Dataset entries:

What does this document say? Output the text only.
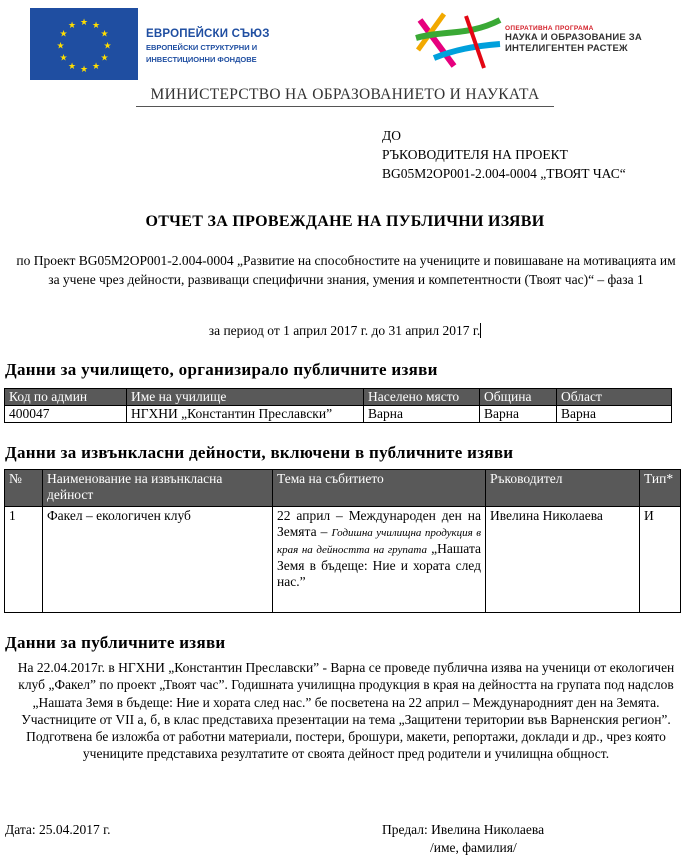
★ ★
★
★
★
★
★
★
★
★
★
★
ЕВРОПЕЙСКИ СЪЮЗ
ЕВРОПЕЙСКИ СТРУКТУРНИ И
ИНВЕСТИЦИОННИ ФОНДОВЕ
ОПЕРАТИВНА ПРОГРАМА
НАУКА И ОБРАЗОВАНИЕ ЗА
ИНТЕЛИГЕНТЕН РАСТЕЖ
МИНИСТЕРСТВО НА ОБРАЗОВАНИЕТО И НАУКАТА
ДО
РЪКОВОДИТЕЛЯ НА ПРОЕКТ
BG05M2OP001-2.004-0004 „ТВОЯТ ЧАС“
ОТЧЕТ ЗА ПРОВЕЖДАНЕ НА ПУБЛИЧНИ ИЗЯВИ
по Проект BG05M2OP001-2.004-0004 „Развитие на способностите на учениците и повишаване на мотивацията им за учене чрез дейности, развиващи специфични знания, умения и компетентности (Твоят час)“ – фаза 1
за период от 1 април 2017 г. до 31 април 2017 г.
Данни за училището, организирало публичните изяви
Код по админ	Име на училище	Населено място	Община	Област
400047	НГХНИ „Константин Преславски”	Варна	Варна	Варна
Данни за извънкласни дейности, включени в публичните изяви
№	Наименование на извънкласна дейност	Тема на събитието	Ръководител	Тип*
1	Факел – екологичен клуб	22 април – Международен ден на Земята – Годишна училищна продукция в края на дейността на групата „Нашата Земя в бъдеще: Ние и хората след нас.”	Ивелина Николаева	И
Данни за публичните изяви
На 22.04.2017г. в НГХНИ „Константин Преславски” - Варна се проведе публична изява на ученици от екологичен клуб „Факел” по проект „Твоят час”. Годишната училищна продукция в края на дейността на групата под надслов „Нашата Земя в бъдеще: Ние и хората след нас.” бе посветена на 22 април – Международният ден на Земята. Участниците от VII а, б, в клас представиха презентации на тема „Защитени територии във Варненския регион”. Подготвена бе изложба от работни материали, постери, брошури, макети, репортажи, доклади и др., чрез която учениците представиха резултатите от своята дейност пред родители и училищна общност.
Дата: 25.04.2017 г.	Предал: Ивелина Николаева
/име, фамилия/
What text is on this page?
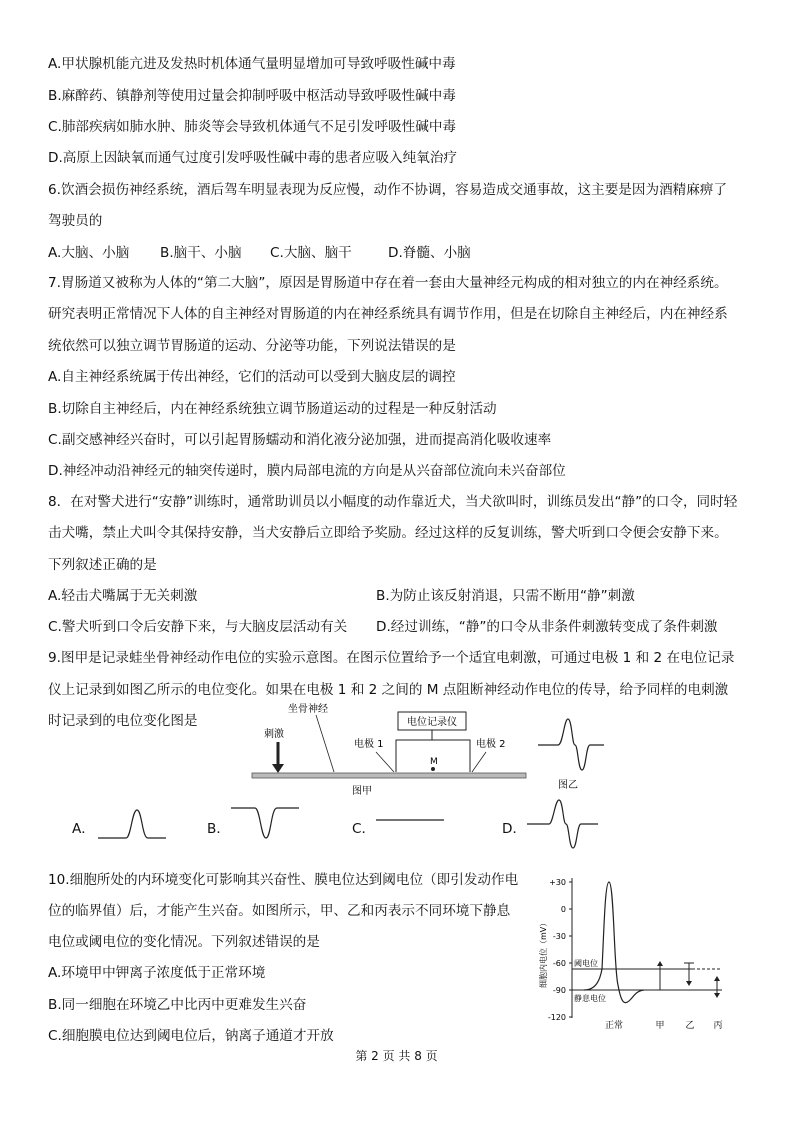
A.甲状腺机能亢进及发热时机体通气量明显增加可导致呼吸性碱中毒
B.麻醉药、镇静剂等使用过量会抑制呼吸中枢活动导致呼吸性碱中毒
C.肺部疾病如肺水肿、肺炎等会导致机体通气不足引发呼吸性碱中毒
D.高原上因缺氧而通气过度引发呼吸性碱中毒的患者应吸入纯氧治疗
6.饮酒会损伤神经系统，酒后驾车明显表现为反应慢，动作不协调，容易造成交通事故，这主要是因为酒精麻痹了
驾驶员的
A.大脑、小脑 B.脑干、小脑 C.大脑、脑干	D.脊髓、小脑
7.胃肠道又被称为人体的“第二大脑”，原因是胃肠道中存在着一套由大量神经元构成的相对独立的内在神经系统。
研究表明正常情况下人体的自主神经对胃肠道的内在神经系统具有调节作用，但是在切除自主神经后，内在神经系
统依然可以独立调节胃肠道的运动、分泌等功能，下列说法错误的是
A.自主神经系统属于传出神经，它们的活动可以受到大脑皮层的调控
B.切除自主神经后，内在神经系统独立调节肠道运动的过程是一种反射活动
C.副交感神经兴奋时，可以引起胃肠蠕动和消化液分泌加强，进而提高消化吸收速率
D.神经冲动沿神经元的轴突传递时，膜内局部电流的方向是从兴奋部位流向未兴奋部位
8．在对警犬进行“安静”训练时，通常助训员以小幅度的动作靠近犬，当犬欲叫时，训练员发出“静”的口令，同时轻
击犬嘴，禁止犬叫令其保持安静，当犬安静后立即给予奖励。经过这样的反复训练，警犬听到口令便会安静下来。
下列叙述正确的是
A.轻击犬嘴属于无关刺激	B.为防止该反射消退，只需不断用“静”刺激
C.警犬听到口令后安静下来，与大脑皮层活动有关 D.经过训练，“静”的口令从非条件刺激转变成了条件刺激
9.图甲是记录蛙坐骨神经动作电位的实验示意图。在图示位置给予一个适宜电刺激，可通过电极 1 和 2 在电位记录
仪上记录到如图乙所示的电位变化。如果在电极 1 和 2 之间的 M 点阻断神经动作电位的传导，给予同样的电刺激
时记录到的电位变化图是
坐骨神经
电位记录仪
刺激
电极 1	电极 2
M
图甲
图乙
A．	B．	C．	D．
10.细胞所处的内环境变化可影响其兴奋性、膜电位达到阈电位（即引发动作电
位的临界值）后，才能产生兴奋。如图所示，甲、乙和丙表示不同环境下静息
电位或阈电位的变化情况。下列叙述错误的是
A.环境甲中钾离子浓度低于正常环境
B.同一细胞在环境乙中比丙中更难发生兴奋
C.细胞膜电位达到阈电位后，钠离子通道才开放
+30
0
-30
-60
-90
-120
细胞内电位（mV）	阈电位
静息电位
正常	甲 乙 丙
第 2 页 共 8 页
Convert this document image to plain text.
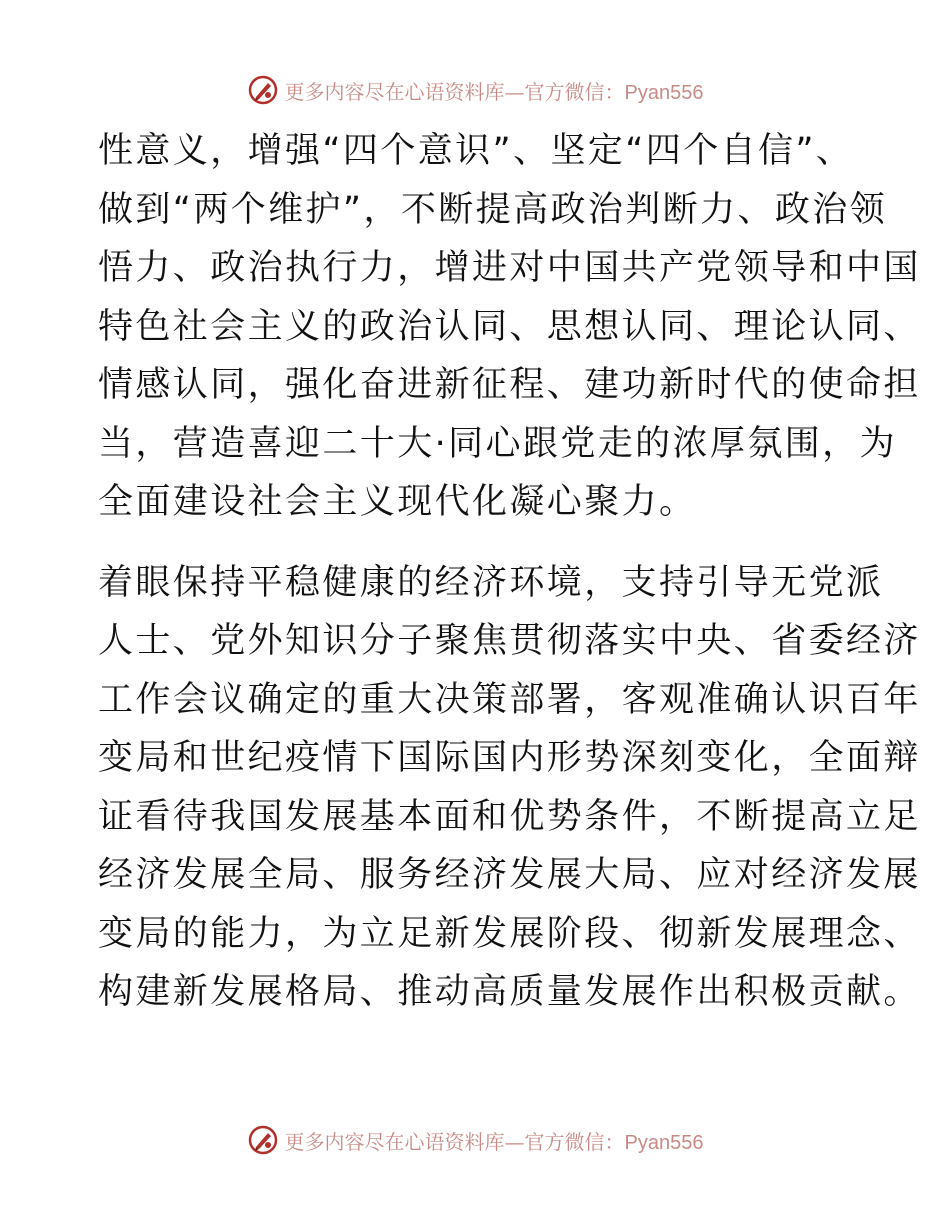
更多内容尽在心语资料库—官方微信：Pyan556

性意义，增强“四个意识”、坚定“四个自信”、
做到“两个维护”，不断提高政治判断力、政治领
悟力、政治执行力，增进对中国共产党领导和中国
特色社会主义的政治认同、思想认同、理论认同、
情感认同，强化奋进新征程、建功新时代的使命担
当，营造喜迎二十大·同心跟党走的浓厚氛围，为
全面建设社会主义现代化凝心聚力。

着眼保持平稳健康的经济环境，支持引导无党派
人士、党外知识分子聚焦贯彻落实中央、省委经济
工作会议确定的重大决策部署，客观准确认识百年
变局和世纪疫情下国际国内形势深刻变化，全面辩
证看待我国发展基本面和优势条件，不断提高立足
经济发展全局、服务经济发展大局、应对经济发展
变局的能力，为立足新发展阶段、彻新发展理念、
构建新发展格局、推动高质量发展作出积极贡献。

更多内容尽在心语资料库—官方微信：Pyan556
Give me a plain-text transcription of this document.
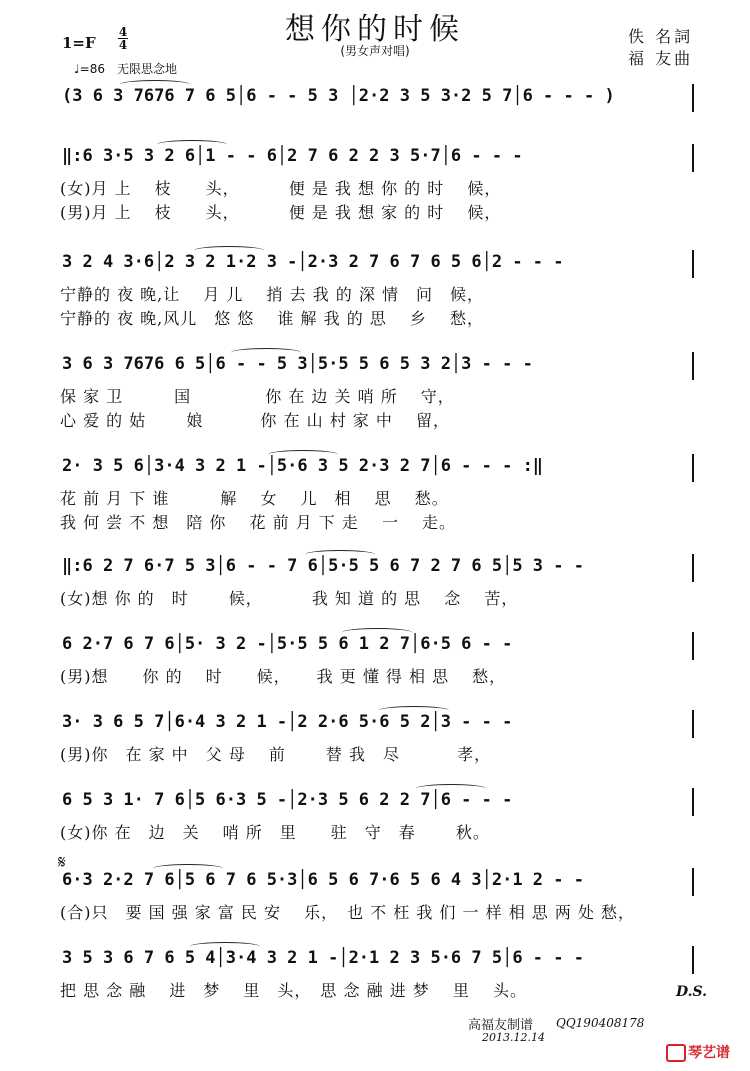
想你的时候
(男女声对唱)
1=F
4
4
♩=86　无限思念地
佚 名詞
福 友曲
(3 6 3 7676 7 6 5│6 - - 5 3 │2·2 3 5 3·2 5 7│6 - - - )
‖:6 3·5 3 2 6│1 - - 6│2 7 6 2 2 3 5·7│6 - - -
(女)月 上　 枝　　头，　　　 便 是 我 想 你 的 时　 候，
(男)月 上　 枝　　头，　　　 便 是 我 想 家 的 时　 候，
3 2 4 3·6│2 3 2 1·2 3 -│2·3 2 7 6 7 6 5 6│2 - - -
宁静的 夜 晚,让　 月 儿　 捎 去 我 的 深 情　问　候，
宁静的 夜 晚,风儿　悠 悠　 谁 解 我 的 思　 乡　 愁，
3 6 3 7676 6 5│6 - - 5 3│5·5 5 6 5 3 2│3 - - -
保 家 卫　　　国　　　　 你 在 边 关 哨 所　 守，
心 爱 的 姑　　 娘　　　 你 在 山 村 家 中　 留，
2· 3 5 6│3·4 3 2 1 -│5·6 3 5 2·3 2 7│6 - - - :‖
花 前 月 下 谁　　　解　 女　 儿　相　 思　 愁。
我 何 尝 不 想　陪 你　 花 前 月 下 走　 一　 走。
‖:6 2 7 6·7 5 3│6 - - 7 6│5·5 5 6 7 2 7 6 5│5 3 - -
(女)想 你 的　时　　 候，　　　 我 知 道 的 思　 念　 苦，
6 2·7 6 7 6│5· 3 2 -│5·5 5 6 1 2 7│6·5 6 - -
(男)想　　你 的　 时　　候，　　我 更 懂 得 相 思　 愁，
3· 3 6 5 7│6·4 3 2 1 -│2 2·6 5·6 5 2│3 - - -
(男)你　在 家 中　父 母　 前　　 替 我　尽　　　 孝，
6 5 3 1· 7 6│5 6·3 5 -│2·3 5 6 2 2 7│6 - - -
(女)你 在　边　关　 哨 所　里　　驻　守　春　　 秋。
6·3 2·2 7 6│5 6 7 6 5·3│6 5 6 7·6 5 6 4 3│2·1 2 - -
(合)只　要 国 强 家 富 民 安　 乐，　也 不 枉 我 们 一 样 相 思 两 处 愁，
3 5 3 6 7 6 5 4│3·4 3 2 1 -│2·1 2 3 5·6 7 5│6 - - -
把 思 念 融　 进　梦　 里　头，　思 念 融 进 梦　 里　 头。
𝄋
D.S.
高福友制谱 QQ190408178
2013.12.14
琴艺谱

Job: Find the word "клуб" and list each line it appears in.

Solution to this task:
1	Факел – екологичен клуб	22 април – Международен ден на Земята – Годишна училищна продукция в края на дейността на групата „Нашата Земя в бъдеще: Ние и хората след нас.”	Ивелина Николаева	И
На 22.04.2017г. в НГХНИ „Константин Преславски” - Варна се проведе публична изява на ученици от екологичен клуб „Факел” по проект „Твоят час”. Годишната училищна продукция в края на дейността на групата под надслов „Нашата Земя в бъдеще: Ние и хората след нас.” бе посветена на 22 април – Международният ден на Земята. Участниците от VII а, б, в клас представиха презентации на тема „Защитени територии във Варненския регион”. Подготвена бе изложба от работни материали, постери, брошури, макети, репортажи, доклади и др., чрез която учениците представиха резултатите от своята дейност пред родители и училищна общност.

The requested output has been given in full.